• [Objective 1] State whether each of the following statements agrees with the recovery plan letter, answering yes or no and quoting the words of the letter that decide it: (a) the proposed replacement mortgages would carry a rate of 4 percent for 40 years; (b) the proposal would cover secondary properties such as vacation homes; (c) the writer presents the plan as a complete solution to the economic decline.
• [Objective 2] Summarize the recovery plan letter in two sentences.
• [Objective 3] According to the recovery plan letter, which borrowers would be eligible in the first phase of the refinancing?

• [Passage to read]
Recovery plan

December 04, 2008 05:03 am

We hear daily about the severity and complexity of our declining economy and about how it will take a relatively long time to work our way out of the current market failure. One thing about which many economists agree is that the decline of house prices and increase in mortgage defaults are a major part of the overall problem. I write to offer a partial, but very simple solution to this situation.
The declining real estate values and increasing mortgage defaults could perhaps be greatly alleviated, if not reversed, by a government-sponsored mortgage refinance strategy. Very simply, the federal government would guarantee new, replacement mortgages for primary residential properties at a standard, subsidized rate of 4 percent for 40 years. To begin, and the first phase could begin very quickly, anyone whose current mortgage is owned by Fannie Mae or Freddie Mac, would simply have to apply for the refinancing and verify his or her owner/resident status.

• [Given records]
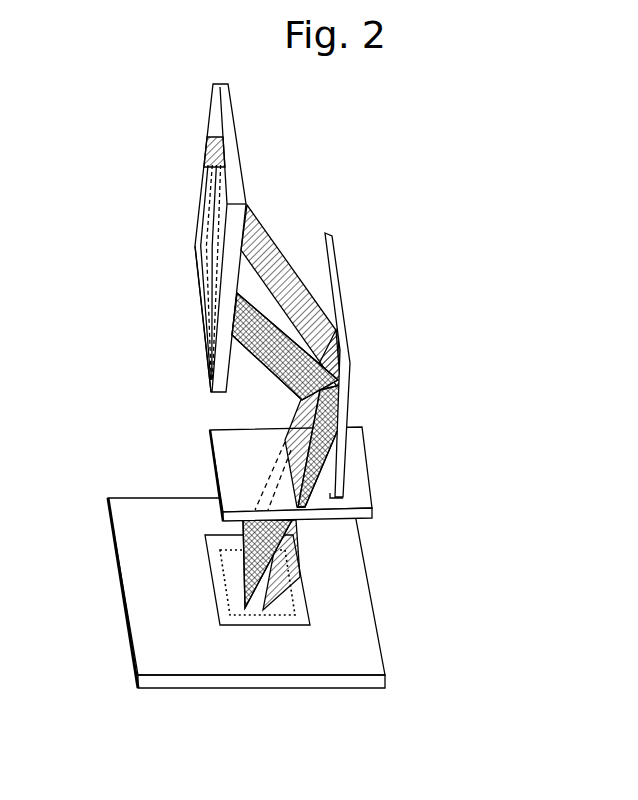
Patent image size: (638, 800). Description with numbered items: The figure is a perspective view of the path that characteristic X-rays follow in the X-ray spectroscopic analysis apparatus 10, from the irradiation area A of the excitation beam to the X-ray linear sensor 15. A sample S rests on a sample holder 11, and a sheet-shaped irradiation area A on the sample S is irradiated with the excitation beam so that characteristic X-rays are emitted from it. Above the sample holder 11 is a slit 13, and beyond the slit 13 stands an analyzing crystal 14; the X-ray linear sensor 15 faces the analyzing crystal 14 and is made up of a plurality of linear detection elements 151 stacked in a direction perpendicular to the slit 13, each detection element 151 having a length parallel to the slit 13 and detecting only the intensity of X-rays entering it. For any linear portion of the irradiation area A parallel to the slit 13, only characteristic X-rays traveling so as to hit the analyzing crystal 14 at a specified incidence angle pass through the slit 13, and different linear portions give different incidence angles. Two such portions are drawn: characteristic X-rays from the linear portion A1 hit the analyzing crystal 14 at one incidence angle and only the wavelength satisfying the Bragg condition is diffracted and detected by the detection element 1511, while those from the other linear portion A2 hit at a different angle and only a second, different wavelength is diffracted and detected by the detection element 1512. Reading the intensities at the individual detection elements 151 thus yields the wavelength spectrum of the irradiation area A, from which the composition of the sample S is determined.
---
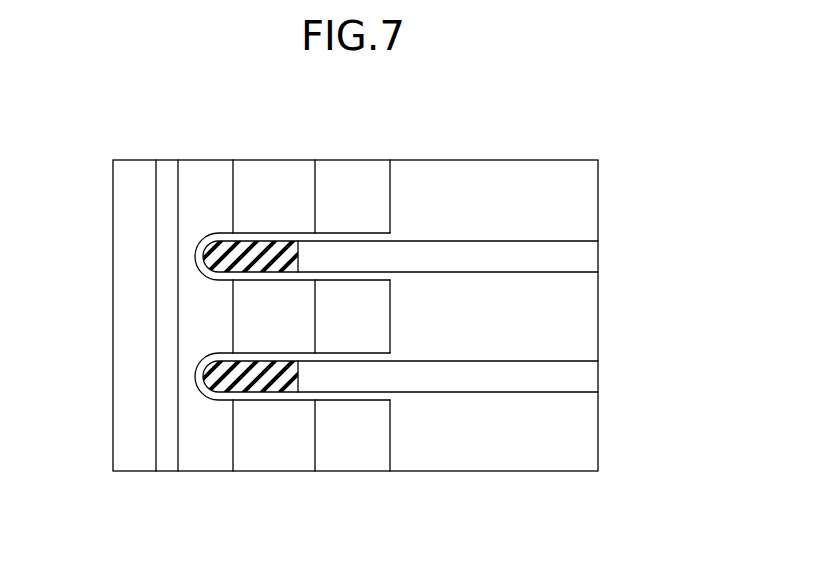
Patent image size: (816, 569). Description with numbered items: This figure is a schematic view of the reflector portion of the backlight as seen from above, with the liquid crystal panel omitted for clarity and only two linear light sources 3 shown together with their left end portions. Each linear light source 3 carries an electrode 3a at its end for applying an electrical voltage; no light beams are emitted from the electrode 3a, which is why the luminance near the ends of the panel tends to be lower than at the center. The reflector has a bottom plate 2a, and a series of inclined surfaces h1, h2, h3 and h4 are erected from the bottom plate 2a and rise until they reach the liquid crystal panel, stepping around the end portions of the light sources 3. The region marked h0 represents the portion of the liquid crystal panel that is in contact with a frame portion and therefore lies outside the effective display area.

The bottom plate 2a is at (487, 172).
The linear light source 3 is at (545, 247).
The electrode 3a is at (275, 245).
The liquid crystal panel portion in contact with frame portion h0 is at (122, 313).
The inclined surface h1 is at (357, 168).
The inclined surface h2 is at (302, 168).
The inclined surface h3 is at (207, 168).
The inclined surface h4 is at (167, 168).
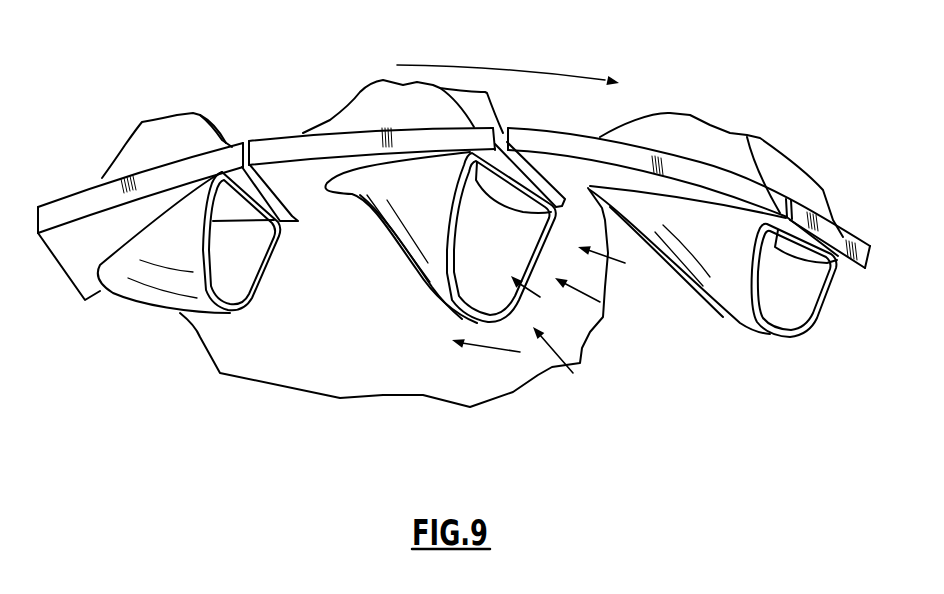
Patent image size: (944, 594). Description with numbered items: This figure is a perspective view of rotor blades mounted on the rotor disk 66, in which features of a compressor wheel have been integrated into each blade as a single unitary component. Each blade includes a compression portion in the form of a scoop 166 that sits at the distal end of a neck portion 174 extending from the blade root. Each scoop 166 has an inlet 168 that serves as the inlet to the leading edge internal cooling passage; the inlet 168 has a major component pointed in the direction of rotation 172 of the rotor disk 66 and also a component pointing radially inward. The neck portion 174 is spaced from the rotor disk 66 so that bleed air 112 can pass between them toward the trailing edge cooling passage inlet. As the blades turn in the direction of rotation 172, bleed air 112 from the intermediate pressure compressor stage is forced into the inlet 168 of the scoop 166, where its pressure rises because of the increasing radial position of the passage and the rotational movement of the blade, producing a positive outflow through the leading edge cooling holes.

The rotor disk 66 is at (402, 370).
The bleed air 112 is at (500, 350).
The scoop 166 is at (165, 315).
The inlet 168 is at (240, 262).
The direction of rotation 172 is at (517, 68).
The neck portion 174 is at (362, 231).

• [Task output 1]
(a) Yes: "at a standard, subsidized rate of 4 percent for 40 years."
(b) No: "for primary residential properties."
(c) No: "a partial, but very simple solution to this situation."

• [Task output 2] The writer notes that many economists agree that falling house prices and rising mortgage defaults are a major part of the economic decline, and offers a partial but simple solution. Under the proposal, the federal government would guarantee new replacement mortgages on primary residences at a subsidized rate of 4 percent for 40 years, starting with borrowers whose mortgages are owned by Fannie Mae or Freddie Mac, who would apply and verify their owner/resident status.

• [Task output 3] Anyone whose current mortgage is owned by Fannie Mae or Freddie Mac.